• MATERIAL FOR THE TASK
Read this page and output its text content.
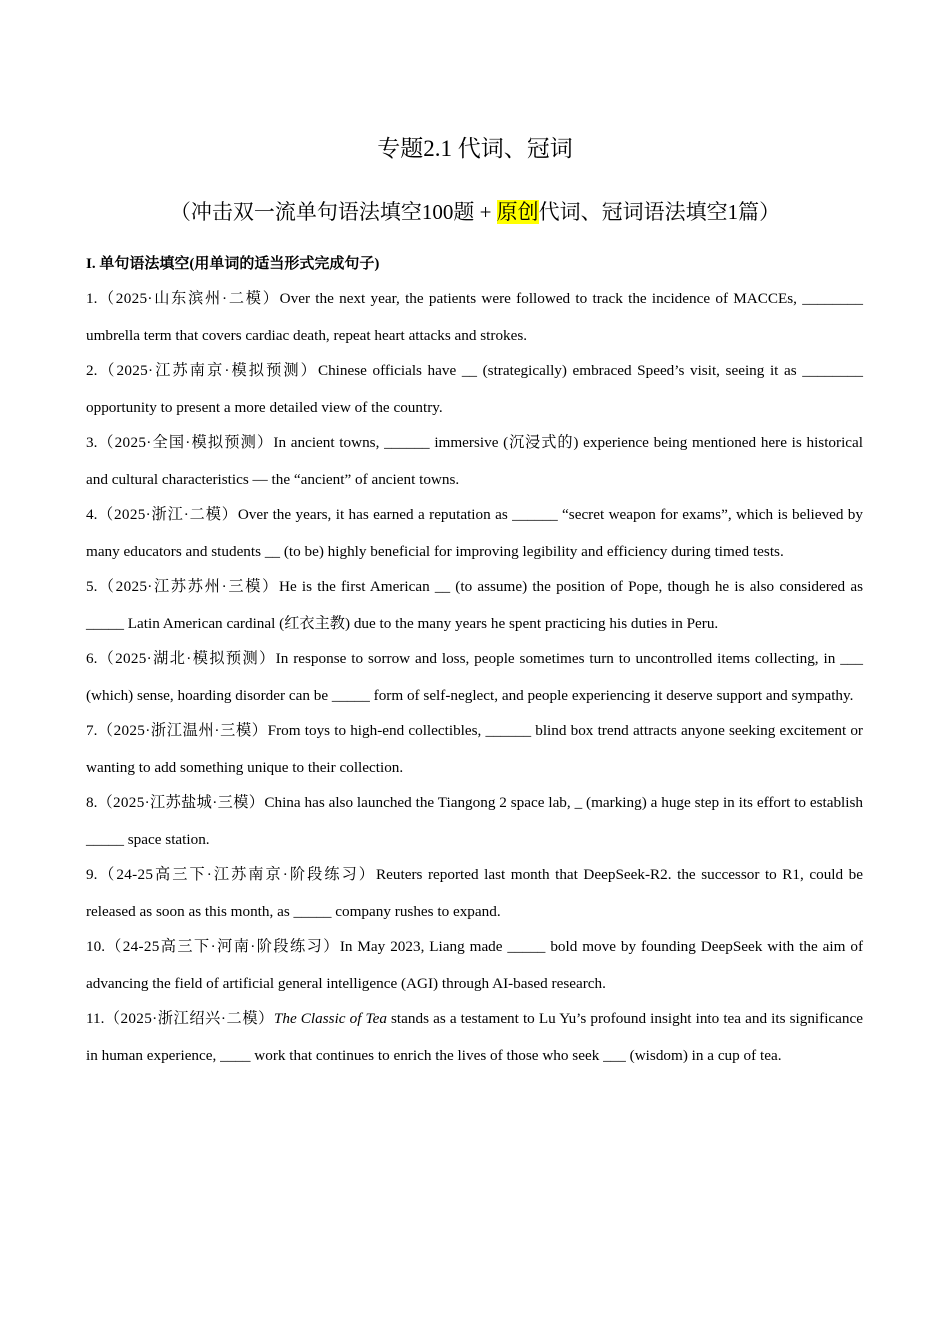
专题2.1 代词、冠词
（冲击双一流单句语法填空100题 + 原创代词、冠词语法填空1篇）
I. 单句语法填空(用单词的适当形式完成句子)

1.（2025·山东滨州·二模）Over the next year, the patients were followed to track the incidence of MACCEs, ________ umbrella term that covers cardiac death, repeat heart attacks and strokes.

2.（2025·江苏南京·模拟预测）Chinese officials have __ (strategically) embraced Speed’s visit, seeing it as ________ opportunity to present a more detailed view of the country.

3.（2025·全国·模拟预测）In ancient towns, ______ immersive (沉浸式的) experience being mentioned here is historical and cultural characteristics — the “ancient” of ancient towns.

4.（2025·浙江·二模）Over the years, it has earned a reputation as ______ “secret weapon for exams”, which is believed by many educators and students __ (to be) highly beneficial for improving legibility and efficiency during timed tests.

5.（2025·江苏苏州·三模）He is the first American __ (to assume) the position of Pope, though he is also considered as _____ Latin American cardinal (红衣主教) due to the many years he spent practicing his duties in Peru.

6.（2025·湖北·模拟预测）In response to sorrow and loss, people sometimes turn to uncontrolled items collecting, in ___ (which) sense, hoarding disorder can be _____ form of self-neglect, and people experiencing it deserve support and sympathy.

7.（2025·浙江温州·三模）From toys to high-end collectibles, ______ blind box trend attracts anyone seeking excitement or wanting to add something unique to their collection.

8.（2025·江苏盐城·三模）China has also launched the Tiangong 2 space lab, _ (marking) a huge step in its effort to establish _____ space station.

9.（24-25高三下·江苏南京·阶段练习）Reuters reported last month that DeepSeek-R2. the successor to R1, could be released as soon as this month, as _____ company rushes to expand.

10.（24-25高三下·河南·阶段练习）In May 2023, Liang made _____ bold move by founding DeepSeek with the aim of advancing the field of artificial general intelligence (AGI) through AI-based research.

11.（2025·浙江绍兴·二模）The Classic of Tea stands as a testament to Lu Yu’s profound insight into tea and its significance in human experience, ____ work that continues to enrich the lives of those who seek ___ (wisdom) in a cup of tea.
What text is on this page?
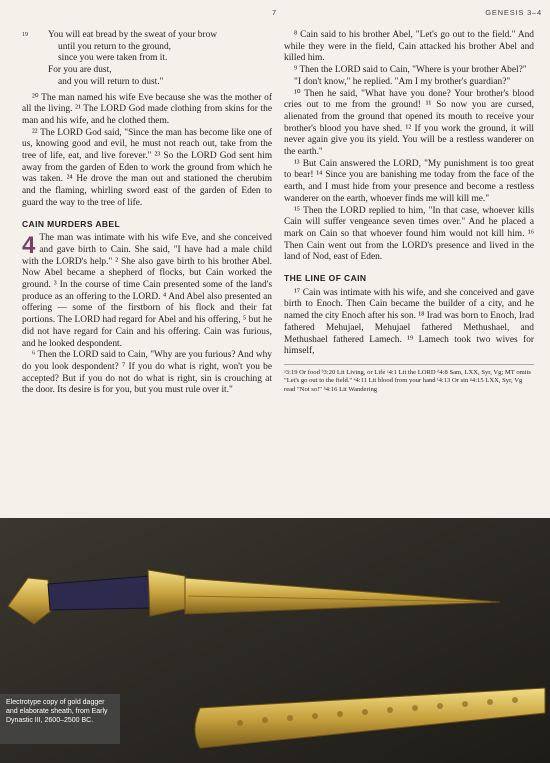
7	GENESIS 3–4
19 You will eat bread by the sweat of your brow
until you return to the ground,
since you were taken from it.
For you are dust,
and you will return to dust."

²⁰ The man named his wife Eve because she was the mother of all the living. ²¹ The LORD God made clothing from skins for the man and his wife, and he clothed them.

²² The LORD God said, "Since the man has become like one of us, knowing good and evil, he must not reach out, take from the tree of life, eat, and live forever." ²³ So the LORD God sent him away from the garden of Eden to work the ground from which he was taken. ²⁴ He drove the man out and stationed the cherubim and the flaming, whirling sword east of the garden of Eden to guard the way to the tree of life.

CAIN MURDERS ABEL

4 The man was intimate with his wife Eve, and she conceived and gave birth to Cain. She said, "I have had a male child with the LORD's help." ² She also gave birth to his brother Abel. Now Abel became a shepherd of flocks, but Cain worked the ground. ³ In the course of time Cain presented some of the land's produce as an offering to the LORD. ⁴ And Abel also presented an offering — some of the firstborn of his flock and their fat portions. The LORD had regard for Abel and his offering, ⁵ but he did not have regard for Cain and his offering. Cain was furious, and he looked despondent.

⁶ Then the LORD said to Cain, "Why are you furious? And why do you look despondent? ⁷ If you do what is right, won't you be accepted? But if you do not do what is right, sin is crouching at the door. Its desire is for you, but you must rule over it."

⁸ Cain said to his brother Abel, "Let's go out to the field." And while they were in the field, Cain attacked his brother Abel and killed him.

⁹ Then the LORD said to Cain, "Where is your brother Abel?"

"I don't know," he replied. "Am I my brother's guardian?"

¹⁰ Then he said, "What have you done? Your brother's blood cries out to me from the ground! ¹¹ So now you are cursed, alienated from the ground that opened its mouth to receive your brother's blood you have shed. ¹² If you work the ground, it will never again give you its yield. You will be a restless wanderer on the earth."

¹³ But Cain answered the LORD, "My punishment is too great to bear! ¹⁴ Since you are banishing me today from the face of the earth, and I must hide from your presence and become a restless wanderer on the earth, whoever finds me will kill me."

¹⁵ Then the LORD replied to him, "In that case, whoever kills Cain will suffer vengeance seven times over." And he placed a mark on Cain so that whoever found him would not kill him. ¹⁶ Then Cain went out from the LORD's presence and lived in the land of Nod, east of Eden.

THE LINE OF CAIN

¹⁷ Cain was intimate with his wife, and she conceived and gave birth to Enoch. Then Cain became the builder of a city, and he named the city Enoch after his son. ¹⁸ Irad was born to Enoch, Irad fathered Mehujael, Mehujael fathered Methushael, and Methushael fathered Lamech. ¹⁹ Lamech took two wives for himself,

ᵃ3:19 Or food ᵇ3:20 Lit Living, or Life ᶜ4:1 Lit the LORD ᵈ4:8 Sam, LXX, Syr, Vg; MT omits "Let's go out to the field." ᵉ4:11 Lit blood from your hand ᶠ4:13 Or sin ᵍ4:15 LXX, Syr, Vg read "Not so!" ʰ4:16 Lit Wandering
Electrotype copy of gold dagger and elaborate sheath, from Early Dynastic III, 2600–2500 BC.
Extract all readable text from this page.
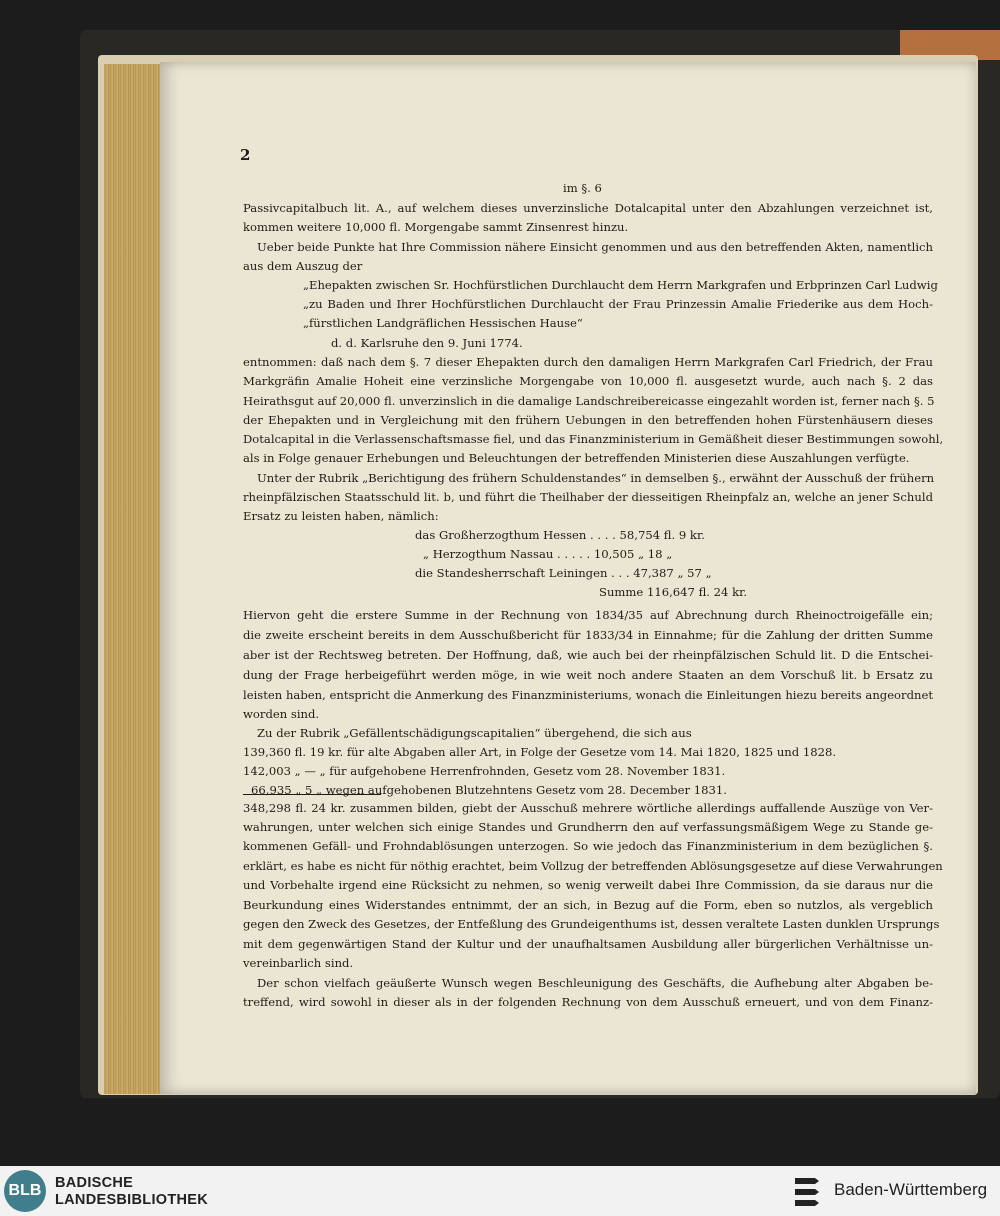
2
im §. 6
Passivcapitalbuch lit. A., auf welchem dieses unverzinsliche Dotalcapital unter den Abzahlungen verzeichnet ist,
kommen weitere 10,000 fl. Morgengabe sammt Zinsenrest hinzu.
Ueber beide Punkte hat Ihre Commission nähere Einsicht genommen und aus den betreffenden Akten, namentlich
aus dem Auszug der
„Ehepakten zwischen Sr. Hochfürstlichen Durchlaucht dem Herrn Markgrafen und Erbprinzen Carl Ludwig
„zu Baden und Ihrer Hochfürstlichen Durchlaucht der Frau Prinzessin Amalie Friederike aus dem Hoch-
„fürstlichen Landgräflichen Hessischen Hause“
d. d. Karlsruhe den 9. Juni 1774.
entnommen: daß nach dem §. 7 dieser Ehepakten durch den damaligen Herrn Markgrafen Carl Friedrich, der Frau
Markgräfin Amalie Hoheit eine verzinsliche Morgengabe von 10,000 fl. ausgesetzt wurde, auch nach §. 2 das
Heirathsgut auf 20,000 fl. unverzinslich in die damalige Landschreibereicasse eingezahlt worden ist, ferner nach §. 5
der Ehepakten und in Vergleichung mit den frühern Uebungen in den betreffenden hohen Fürstenhäusern dieses
Dotalcapital in die Verlassenschaftsmasse fiel, und das Finanzministerium in Gemäßheit dieser Bestimmungen sowohl,
als in Folge genauer Erhebungen und Beleuchtungen der betreffenden Ministerien diese Auszahlungen verfügte.
Unter der Rubrik „Berichtigung des frühern Schuldenstandes“ in demselben §., erwähnt der Ausschuß der frühern
rheinpfälzischen Staatsschuld lit. b, und führt die Theilhaber der diesseitigen Rheinpfalz an, welche an jener Schuld
Ersatz zu leisten haben, nämlich:
das Großherzogthum Hessen . . . . 58,754 fl. 9 kr.
„ Herzogthum Nassau . . . . . 10,505 „ 18 „
die Standesherrschaft Leiningen . . . 47,387 „ 57 „
Summe 116,647 fl. 24 kr.
Hiervon geht die erstere Summe in der Rechnung von 1834/35 auf Abrechnung durch Rheinoctroigefälle ein;
die zweite erscheint bereits in dem Ausschußbericht für 1833/34 in Einnahme; für die Zahlung der dritten Summe
aber ist der Rechtsweg betreten. Der Hoffnung, daß, wie auch bei der rheinpfälzischen Schuld lit. D die Entschei-
dung der Frage herbeigeführt werden möge, in wie weit noch andere Staaten an dem Vorschuß lit. b Ersatz zu
leisten haben, entspricht die Anmerkung des Finanzministeriums, wonach die Einleitungen hiezu bereits angeordnet
worden sind.
Zu der Rubrik „Gefällentschädigungscapitalien“ übergehend, die sich aus
139,360 fl. 19 kr. für alte Abgaben aller Art, in Folge der Gesetze vom 14. Mai 1820, 1825 und 1828.
142,003 „ — „ für aufgehobene Herrenfrohnden, Gesetz vom 28. November 1831.
66,935 „ 5 „ wegen aufgehobenen Blutzehntens Gesetz vom 28. December 1831.
348,298 fl. 24 kr. zusammen bilden, giebt der Ausschuß mehrere wörtliche allerdings auffallende Auszüge von Ver-
wahrungen, unter welchen sich einige Standes und Grundherrn den auf verfassungsmäßigem Wege zu Stande ge-
kommenen Gefäll- und Frohndablösungen unterzogen. So wie jedoch das Finanzministerium in dem bezüglichen §.
erklärt, es habe es nicht für nöthig erachtet, beim Vollzug der betreffenden Ablösungsgesetze auf diese Verwahrungen
und Vorbehalte irgend eine Rücksicht zu nehmen, so wenig verweilt dabei Ihre Commission, da sie daraus nur die
Beurkundung eines Widerstandes entnimmt, der an sich, in Bezug auf die Form, eben so nutzlos, als vergeblich
gegen den Zweck des Gesetzes, der Entfeßlung des Grundeigenthums ist, dessen veraltete Lasten dunklen Ursprungs
mit dem gegenwärtigen Stand der Kultur und der unaufhaltsamen Ausbildung aller bürgerlichen Verhältnisse un-
vereinbarlich sind.
Der schon vielfach geäußerte Wunsch wegen Beschleunigung des Geschäfts, die Aufhebung alter Abgaben be-
treffend, wird sowohl in dieser als in der folgenden Rechnung von dem Ausschuß erneuert, und von dem Finanz-
BLB BADISCHE
LANDESBIBLIOTHEK
Baden-Württemberg
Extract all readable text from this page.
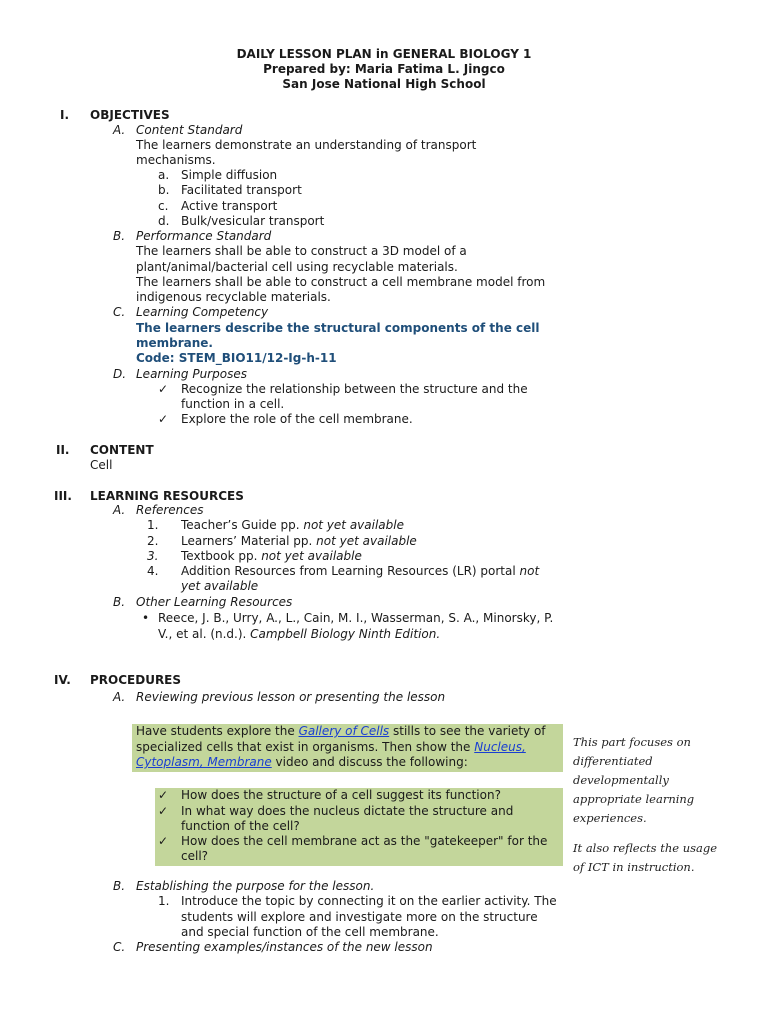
DAILY LESSON PLAN in GENERAL BIOLOGY 1
Prepared by: Maria Fatima L. Jingco
San Jose National High School
I. OBJECTIVES
A. Content Standard
The learners demonstrate an understanding of transport
mechanisms.
a. Simple diffusion
b. Facilitated transport
c. Active transport
d. Bulk/vesicular transport
B. Performance Standard
The learners shall be able to construct a 3D model of a
plant/animal/bacterial cell using recyclable materials.
The learners shall be able to construct a cell membrane model from
indigenous recyclable materials.
C. Learning Competency
The learners describe the structural components of the cell
membrane.
Code: STEM_BIO11/12-Ig-h-11
D. Learning Purposes
✓ Recognize the relationship between the structure and the
function in a cell.
✓ Explore the role of the cell membrane.
II. CONTENT
Cell
III. LEARNING RESOURCES
A. References
1. Teacher’s Guide pp. not yet available
2. Learners’ Material pp. not yet available
3. Textbook pp. not yet available
4. Addition Resources from Learning Resources (LR) portal not
yet available
B. Other Learning Resources
• Reece, J. B., Urry, A., L., Cain, M. I., Wasserman, S. A., Minorsky, P.
V., et al. (n.d.). Campbell Biology Ninth Edition.
IV. PROCEDURES
A. Reviewing previous lesson or presenting the lesson
Have students explore the Gallery of Cells stills to see the variety of
specialized cells that exist in organisms. Then show the Nucleus,
Cytoplasm, Membrane video and discuss the following:
✓ How does the structure of a cell suggest its function?
✓ In what way does the nucleus dictate the structure and
function of the cell?
✓ How does the cell membrane act as the "gatekeeper" for the
cell?
This part focuses on
differentiated
developmentally
appropriate learning
experiences.
It also reflects the usage
of ICT in instruction.
B. Establishing the purpose for the lesson.
1. Introduce the topic by connecting it on the earlier activity. The
students will explore and investigate more on the structure
and special function of the cell membrane.
C. Presenting examples/instances of the new lesson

• WORK INSTRUCTIONS
Reproduce each line of the records in which "shall" appears.

• ANSWER BOX
The learners shall be able to construct a 3D model of a
The learners shall be able to construct a cell membrane model from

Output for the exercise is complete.